Task:
Send each entry back exactly as given, pictures excluded.

#### Records for processing ####

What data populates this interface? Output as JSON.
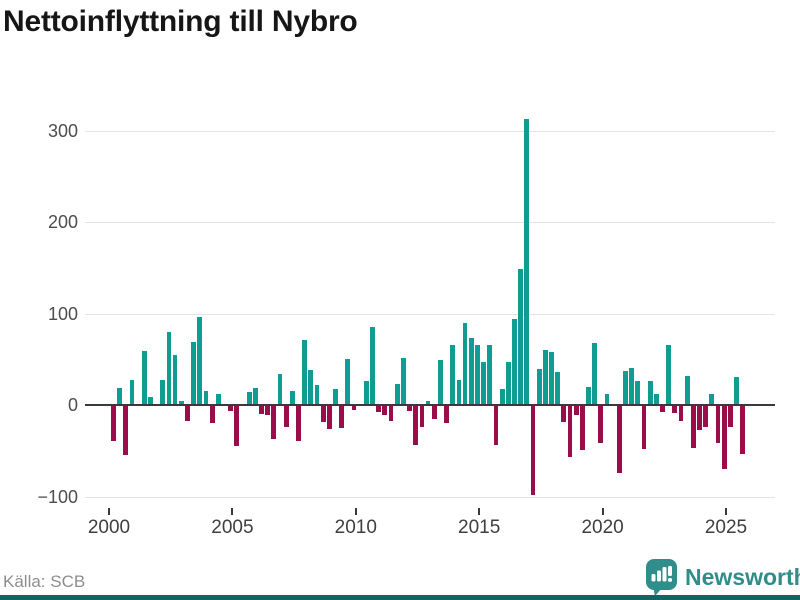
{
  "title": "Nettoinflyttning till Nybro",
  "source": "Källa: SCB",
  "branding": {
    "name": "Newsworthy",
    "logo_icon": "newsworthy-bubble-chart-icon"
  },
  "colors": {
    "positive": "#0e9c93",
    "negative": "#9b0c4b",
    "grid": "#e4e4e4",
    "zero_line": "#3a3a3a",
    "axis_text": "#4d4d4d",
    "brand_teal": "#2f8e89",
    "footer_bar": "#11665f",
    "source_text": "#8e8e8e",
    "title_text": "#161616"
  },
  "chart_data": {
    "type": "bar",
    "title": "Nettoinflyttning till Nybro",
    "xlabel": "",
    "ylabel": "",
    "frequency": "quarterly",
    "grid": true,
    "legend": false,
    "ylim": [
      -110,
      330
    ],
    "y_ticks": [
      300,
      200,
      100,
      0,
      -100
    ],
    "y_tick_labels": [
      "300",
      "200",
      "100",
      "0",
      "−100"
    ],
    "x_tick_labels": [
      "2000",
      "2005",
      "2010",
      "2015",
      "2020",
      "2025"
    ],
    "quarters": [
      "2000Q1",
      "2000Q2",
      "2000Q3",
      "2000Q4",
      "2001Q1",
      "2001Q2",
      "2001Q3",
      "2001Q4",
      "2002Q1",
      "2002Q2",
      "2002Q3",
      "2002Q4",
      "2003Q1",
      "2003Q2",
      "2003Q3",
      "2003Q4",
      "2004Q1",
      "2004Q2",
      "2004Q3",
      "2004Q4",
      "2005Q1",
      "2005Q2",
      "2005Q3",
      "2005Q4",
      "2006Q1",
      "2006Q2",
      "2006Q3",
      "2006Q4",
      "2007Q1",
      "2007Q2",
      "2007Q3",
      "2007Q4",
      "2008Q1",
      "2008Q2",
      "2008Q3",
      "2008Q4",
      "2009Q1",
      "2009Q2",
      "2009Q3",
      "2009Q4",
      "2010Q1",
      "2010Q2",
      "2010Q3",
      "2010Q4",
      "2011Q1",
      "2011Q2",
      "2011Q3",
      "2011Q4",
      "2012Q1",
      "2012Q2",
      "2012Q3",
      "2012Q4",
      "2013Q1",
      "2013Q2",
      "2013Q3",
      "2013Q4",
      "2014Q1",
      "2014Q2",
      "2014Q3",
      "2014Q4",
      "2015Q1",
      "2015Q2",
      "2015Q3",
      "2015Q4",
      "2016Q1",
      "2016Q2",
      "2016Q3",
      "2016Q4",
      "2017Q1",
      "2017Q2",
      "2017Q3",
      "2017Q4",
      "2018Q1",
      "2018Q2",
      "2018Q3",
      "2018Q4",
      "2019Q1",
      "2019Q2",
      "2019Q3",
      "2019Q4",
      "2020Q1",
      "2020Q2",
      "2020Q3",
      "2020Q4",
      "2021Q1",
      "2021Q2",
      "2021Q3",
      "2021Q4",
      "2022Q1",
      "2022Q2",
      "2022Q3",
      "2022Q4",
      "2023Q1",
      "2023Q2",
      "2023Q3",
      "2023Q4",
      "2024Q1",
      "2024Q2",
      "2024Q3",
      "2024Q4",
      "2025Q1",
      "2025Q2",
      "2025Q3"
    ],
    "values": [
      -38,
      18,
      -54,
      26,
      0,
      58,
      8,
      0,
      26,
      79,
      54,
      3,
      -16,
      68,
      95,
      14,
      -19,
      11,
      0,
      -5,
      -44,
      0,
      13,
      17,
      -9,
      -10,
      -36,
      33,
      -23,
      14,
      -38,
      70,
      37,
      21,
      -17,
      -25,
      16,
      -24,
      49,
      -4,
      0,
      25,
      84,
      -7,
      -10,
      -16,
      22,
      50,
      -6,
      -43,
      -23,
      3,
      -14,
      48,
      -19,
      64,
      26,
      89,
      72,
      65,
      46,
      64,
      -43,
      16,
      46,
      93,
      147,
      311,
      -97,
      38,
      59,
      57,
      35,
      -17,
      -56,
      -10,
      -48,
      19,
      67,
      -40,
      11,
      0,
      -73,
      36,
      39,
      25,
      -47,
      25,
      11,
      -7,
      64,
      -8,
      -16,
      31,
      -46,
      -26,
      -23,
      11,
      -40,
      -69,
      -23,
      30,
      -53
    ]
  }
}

####

Correct answer:
What data populates this interface? Output as JSON.
{
  "title": "Nettoinflyttning till Nybro",
  "source": "Källa: SCB",
  "branding": {
    "name": "Newsworthy",
    "logo_icon": "newsworthy-bubble-chart-icon"
  },
  "colors": {
    "positive": "#0e9c93",
    "negative": "#9b0c4b",
    "grid": "#e4e4e4",
    "zero_line": "#3a3a3a",
    "axis_text": "#4d4d4d",
    "brand_teal": "#2f8e89",
    "footer_bar": "#11665f",
    "source_text": "#8e8e8e",
    "title_text": "#161616"
  },
  "chart_data": {
    "type": "bar",
    "title": "Nettoinflyttning till Nybro",
    "xlabel": "",
    "ylabel": "",
    "frequency": "quarterly",
    "grid": true,
    "legend": false,
    "ylim": [
      -110,
      330
    ],
    "y_ticks": [
      300,
      200,
      100,
      0,
      -100
    ],
    "y_tick_labels": [
      "300",
      "200",
      "100",
      "0",
      "−100"
    ],
    "x_tick_labels": [
      "2000",
      "2005",
      "2010",
      "2015",
      "2020",
      "2025"
    ],
    "quarters": [
      "2000Q1",
      "2000Q2",
      "2000Q3",
      "2000Q4",
      "2001Q1",
      "2001Q2",
      "2001Q3",
      "2001Q4",
      "2002Q1",
      "2002Q2",
      "2002Q3",
      "2002Q4",
      "2003Q1",
      "2003Q2",
      "2003Q3",
      "2003Q4",
      "2004Q1",
      "2004Q2",
      "2004Q3",
      "2004Q4",
      "2005Q1",
      "2005Q2",
      "2005Q3",
      "2005Q4",
      "2006Q1",
      "2006Q2",
      "2006Q3",
      "2006Q4",
      "2007Q1",
      "2007Q2",
      "2007Q3",
      "2007Q4",
      "2008Q1",
      "2008Q2",
      "2008Q3",
      "2008Q4",
      "2009Q1",
      "2009Q2",
      "2009Q3",
      "2009Q4",
      "2010Q1",
      "2010Q2",
      "2010Q3",
      "2010Q4",
      "2011Q1",
      "2011Q2",
      "2011Q3",
      "2011Q4",
      "2012Q1",
      "2012Q2",
      "2012Q3",
      "2012Q4",
      "2013Q1",
      "2013Q2",
      "2013Q3",
      "2013Q4",
      "2014Q1",
      "2014Q2",
      "2014Q3",
      "2014Q4",
      "2015Q1",
      "2015Q2",
      "2015Q3",
      "2015Q4",
      "2016Q1",
      "2016Q2",
      "2016Q3",
      "2016Q4",
      "2017Q1",
      "2017Q2",
      "2017Q3",
      "2017Q4",
      "2018Q1",
      "2018Q2",
      "2018Q3",
      "2018Q4",
      "2019Q1",
      "2019Q2",
      "2019Q3",
      "2019Q4",
      "2020Q1",
      "2020Q2",
      "2020Q3",
      "2020Q4",
      "2021Q1",
      "2021Q2",
      "2021Q3",
      "2021Q4",
      "2022Q1",
      "2022Q2",
      "2022Q3",
      "2022Q4",
      "2023Q1",
      "2023Q2",
      "2023Q3",
      "2023Q4",
      "2024Q1",
      "2024Q2",
      "2024Q3",
      "2024Q4",
      "2025Q1",
      "2025Q2",
      "2025Q3"
    ],
    "values": [
      -38,
      18,
      -54,
      26,
      0,
      58,
      8,
      0,
      26,
      79,
      54,
      3,
      -16,
      68,
      95,
      14,
      -19,
      11,
      0,
      -5,
      -44,
      0,
      13,
      17,
      -9,
      -10,
      -36,
      33,
      -23,
      14,
      -38,
      70,
      37,
      21,
      -17,
      -25,
      16,
      -24,
      49,
      -4,
      0,
      25,
      84,
      -7,
      -10,
      -16,
      22,
      50,
      -6,
      -43,
      -23,
      3,
      -14,
      48,
      -19,
      64,
      26,
      89,
      72,
      65,
      46,
      64,
      -43,
      16,
      46,
      93,
      147,
      311,
      -97,
      38,
      59,
      57,
      35,
      -17,
      -56,
      -10,
      -48,
      19,
      67,
      -40,
      11,
      0,
      -73,
      36,
      39,
      25,
      -47,
      25,
      11,
      -7,
      64,
      -8,
      -16,
      31,
      -46,
      -26,
      -23,
      11,
      -40,
      -69,
      -23,
      30,
      -53
    ]
  }
}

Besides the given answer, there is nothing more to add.